◆ **WHAT YOU SHOULD DO**: Lines holding the string "Estimado" are the ones to copy from this listing.
•••••
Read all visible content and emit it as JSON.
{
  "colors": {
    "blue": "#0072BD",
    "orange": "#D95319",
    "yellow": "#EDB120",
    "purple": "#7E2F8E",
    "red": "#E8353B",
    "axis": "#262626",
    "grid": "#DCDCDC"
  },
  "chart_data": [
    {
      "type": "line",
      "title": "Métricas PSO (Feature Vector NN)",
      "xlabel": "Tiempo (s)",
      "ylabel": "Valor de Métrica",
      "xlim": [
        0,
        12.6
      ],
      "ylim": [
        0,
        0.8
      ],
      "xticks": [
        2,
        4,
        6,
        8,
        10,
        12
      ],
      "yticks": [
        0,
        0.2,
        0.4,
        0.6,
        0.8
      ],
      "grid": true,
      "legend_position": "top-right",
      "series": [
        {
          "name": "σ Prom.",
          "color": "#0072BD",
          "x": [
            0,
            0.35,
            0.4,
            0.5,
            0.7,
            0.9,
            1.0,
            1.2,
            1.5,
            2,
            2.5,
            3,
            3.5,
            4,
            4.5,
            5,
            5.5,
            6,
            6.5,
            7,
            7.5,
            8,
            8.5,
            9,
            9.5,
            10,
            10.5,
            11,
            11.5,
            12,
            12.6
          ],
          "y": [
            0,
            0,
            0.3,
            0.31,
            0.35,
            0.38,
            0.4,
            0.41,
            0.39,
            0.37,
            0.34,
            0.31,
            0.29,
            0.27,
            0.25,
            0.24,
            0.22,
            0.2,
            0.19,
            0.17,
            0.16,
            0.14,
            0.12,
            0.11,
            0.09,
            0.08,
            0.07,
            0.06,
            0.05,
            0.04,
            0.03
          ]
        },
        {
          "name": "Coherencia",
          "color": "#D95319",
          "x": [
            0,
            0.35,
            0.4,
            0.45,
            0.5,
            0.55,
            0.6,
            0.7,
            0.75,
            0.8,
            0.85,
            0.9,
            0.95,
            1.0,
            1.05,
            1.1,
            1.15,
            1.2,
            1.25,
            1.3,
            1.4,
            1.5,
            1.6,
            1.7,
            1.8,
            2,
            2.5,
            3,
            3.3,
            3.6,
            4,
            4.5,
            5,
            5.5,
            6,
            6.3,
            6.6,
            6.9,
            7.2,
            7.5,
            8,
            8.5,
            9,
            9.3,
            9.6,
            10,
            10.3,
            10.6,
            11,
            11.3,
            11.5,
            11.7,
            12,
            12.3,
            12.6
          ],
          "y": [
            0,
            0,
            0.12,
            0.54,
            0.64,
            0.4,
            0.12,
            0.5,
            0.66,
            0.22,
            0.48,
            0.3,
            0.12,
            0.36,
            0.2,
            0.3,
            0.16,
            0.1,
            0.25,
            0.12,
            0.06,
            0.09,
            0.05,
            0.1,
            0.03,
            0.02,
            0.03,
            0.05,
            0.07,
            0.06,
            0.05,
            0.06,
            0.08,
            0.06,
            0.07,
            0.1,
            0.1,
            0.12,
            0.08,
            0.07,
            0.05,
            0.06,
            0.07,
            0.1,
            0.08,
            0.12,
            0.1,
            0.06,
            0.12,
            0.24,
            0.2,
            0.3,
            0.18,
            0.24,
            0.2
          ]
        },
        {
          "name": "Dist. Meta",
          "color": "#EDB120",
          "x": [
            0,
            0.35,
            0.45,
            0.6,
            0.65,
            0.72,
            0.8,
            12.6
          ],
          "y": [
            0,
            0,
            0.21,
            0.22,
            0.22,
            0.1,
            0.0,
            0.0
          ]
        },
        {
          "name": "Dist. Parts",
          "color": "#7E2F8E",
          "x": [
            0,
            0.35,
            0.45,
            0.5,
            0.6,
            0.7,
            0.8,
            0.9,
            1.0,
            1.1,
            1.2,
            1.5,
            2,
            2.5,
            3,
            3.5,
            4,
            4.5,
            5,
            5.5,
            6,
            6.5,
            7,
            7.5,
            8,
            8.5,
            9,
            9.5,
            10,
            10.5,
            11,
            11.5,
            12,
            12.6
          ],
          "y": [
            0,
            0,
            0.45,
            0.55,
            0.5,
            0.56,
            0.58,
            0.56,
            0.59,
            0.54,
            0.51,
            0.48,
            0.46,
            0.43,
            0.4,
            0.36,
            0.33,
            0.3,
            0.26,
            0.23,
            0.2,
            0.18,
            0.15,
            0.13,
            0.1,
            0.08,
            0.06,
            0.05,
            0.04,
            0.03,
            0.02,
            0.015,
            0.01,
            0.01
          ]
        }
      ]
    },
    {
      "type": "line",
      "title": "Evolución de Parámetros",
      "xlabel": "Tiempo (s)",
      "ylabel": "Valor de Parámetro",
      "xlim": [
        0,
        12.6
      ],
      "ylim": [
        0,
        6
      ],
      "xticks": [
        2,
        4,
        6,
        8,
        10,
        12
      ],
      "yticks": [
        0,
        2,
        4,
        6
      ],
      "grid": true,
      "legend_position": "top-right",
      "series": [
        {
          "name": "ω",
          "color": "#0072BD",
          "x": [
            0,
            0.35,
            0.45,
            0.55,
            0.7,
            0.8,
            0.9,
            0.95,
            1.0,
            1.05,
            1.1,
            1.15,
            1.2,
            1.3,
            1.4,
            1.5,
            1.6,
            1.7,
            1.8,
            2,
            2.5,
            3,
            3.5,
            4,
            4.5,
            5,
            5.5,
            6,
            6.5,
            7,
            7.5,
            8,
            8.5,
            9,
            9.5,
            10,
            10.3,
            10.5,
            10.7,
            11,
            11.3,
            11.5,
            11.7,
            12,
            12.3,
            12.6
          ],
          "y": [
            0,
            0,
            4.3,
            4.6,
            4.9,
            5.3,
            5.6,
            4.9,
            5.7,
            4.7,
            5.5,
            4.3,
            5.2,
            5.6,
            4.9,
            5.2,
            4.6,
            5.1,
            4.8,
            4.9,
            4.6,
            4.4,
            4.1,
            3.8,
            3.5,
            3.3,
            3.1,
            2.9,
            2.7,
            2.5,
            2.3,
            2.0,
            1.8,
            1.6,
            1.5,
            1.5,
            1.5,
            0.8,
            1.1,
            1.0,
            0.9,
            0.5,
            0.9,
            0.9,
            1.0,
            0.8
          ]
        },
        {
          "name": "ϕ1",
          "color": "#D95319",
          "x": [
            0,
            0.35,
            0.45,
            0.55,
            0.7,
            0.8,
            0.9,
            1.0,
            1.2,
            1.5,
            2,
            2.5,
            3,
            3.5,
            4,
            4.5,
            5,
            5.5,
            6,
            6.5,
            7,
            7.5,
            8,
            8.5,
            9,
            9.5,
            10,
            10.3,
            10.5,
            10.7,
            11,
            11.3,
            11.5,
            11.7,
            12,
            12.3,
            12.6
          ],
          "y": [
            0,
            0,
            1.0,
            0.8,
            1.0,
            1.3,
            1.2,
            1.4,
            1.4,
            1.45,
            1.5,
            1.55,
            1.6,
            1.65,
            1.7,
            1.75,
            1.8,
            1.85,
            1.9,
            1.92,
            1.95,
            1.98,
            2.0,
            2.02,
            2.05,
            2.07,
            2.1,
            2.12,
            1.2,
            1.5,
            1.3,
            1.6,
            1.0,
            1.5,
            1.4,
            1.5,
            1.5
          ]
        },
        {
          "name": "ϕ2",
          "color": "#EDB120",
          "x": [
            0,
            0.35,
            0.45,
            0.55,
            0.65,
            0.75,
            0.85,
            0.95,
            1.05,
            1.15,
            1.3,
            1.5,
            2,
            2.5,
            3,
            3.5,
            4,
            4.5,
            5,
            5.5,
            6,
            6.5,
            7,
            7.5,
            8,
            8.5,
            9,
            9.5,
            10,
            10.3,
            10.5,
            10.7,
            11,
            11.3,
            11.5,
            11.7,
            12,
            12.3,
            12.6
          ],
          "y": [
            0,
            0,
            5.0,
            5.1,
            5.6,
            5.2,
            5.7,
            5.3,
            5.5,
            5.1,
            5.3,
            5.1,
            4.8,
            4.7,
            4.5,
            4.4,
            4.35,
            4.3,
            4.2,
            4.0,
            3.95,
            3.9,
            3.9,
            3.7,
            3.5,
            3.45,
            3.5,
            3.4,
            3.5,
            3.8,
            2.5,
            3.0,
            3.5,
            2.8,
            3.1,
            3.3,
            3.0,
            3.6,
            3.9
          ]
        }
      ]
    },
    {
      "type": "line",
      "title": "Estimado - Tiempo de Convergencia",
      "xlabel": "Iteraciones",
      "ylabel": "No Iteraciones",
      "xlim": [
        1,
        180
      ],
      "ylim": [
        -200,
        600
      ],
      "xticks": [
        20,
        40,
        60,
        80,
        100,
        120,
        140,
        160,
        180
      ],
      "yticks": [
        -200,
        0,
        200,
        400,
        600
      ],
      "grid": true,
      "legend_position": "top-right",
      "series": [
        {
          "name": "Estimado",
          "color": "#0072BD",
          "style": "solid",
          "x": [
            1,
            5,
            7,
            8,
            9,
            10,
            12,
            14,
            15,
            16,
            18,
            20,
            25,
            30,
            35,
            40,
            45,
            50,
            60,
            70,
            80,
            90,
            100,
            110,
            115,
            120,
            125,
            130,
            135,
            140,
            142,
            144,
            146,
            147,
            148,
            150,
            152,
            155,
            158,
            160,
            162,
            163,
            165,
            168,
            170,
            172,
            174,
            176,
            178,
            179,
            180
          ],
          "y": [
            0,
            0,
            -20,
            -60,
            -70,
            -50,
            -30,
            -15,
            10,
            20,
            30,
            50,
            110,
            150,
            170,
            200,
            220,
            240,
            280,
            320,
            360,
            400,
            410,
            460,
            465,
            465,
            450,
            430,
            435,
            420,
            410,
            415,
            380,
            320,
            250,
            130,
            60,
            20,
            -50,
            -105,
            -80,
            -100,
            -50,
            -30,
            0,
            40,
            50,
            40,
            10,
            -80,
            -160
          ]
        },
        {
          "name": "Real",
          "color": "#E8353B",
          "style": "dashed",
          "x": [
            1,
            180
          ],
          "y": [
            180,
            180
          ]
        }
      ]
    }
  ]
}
•••••
◆ **RESULT BELOW**:
      "title": "Estimado - Tiempo de Convergencia",
          "name": "Estimado",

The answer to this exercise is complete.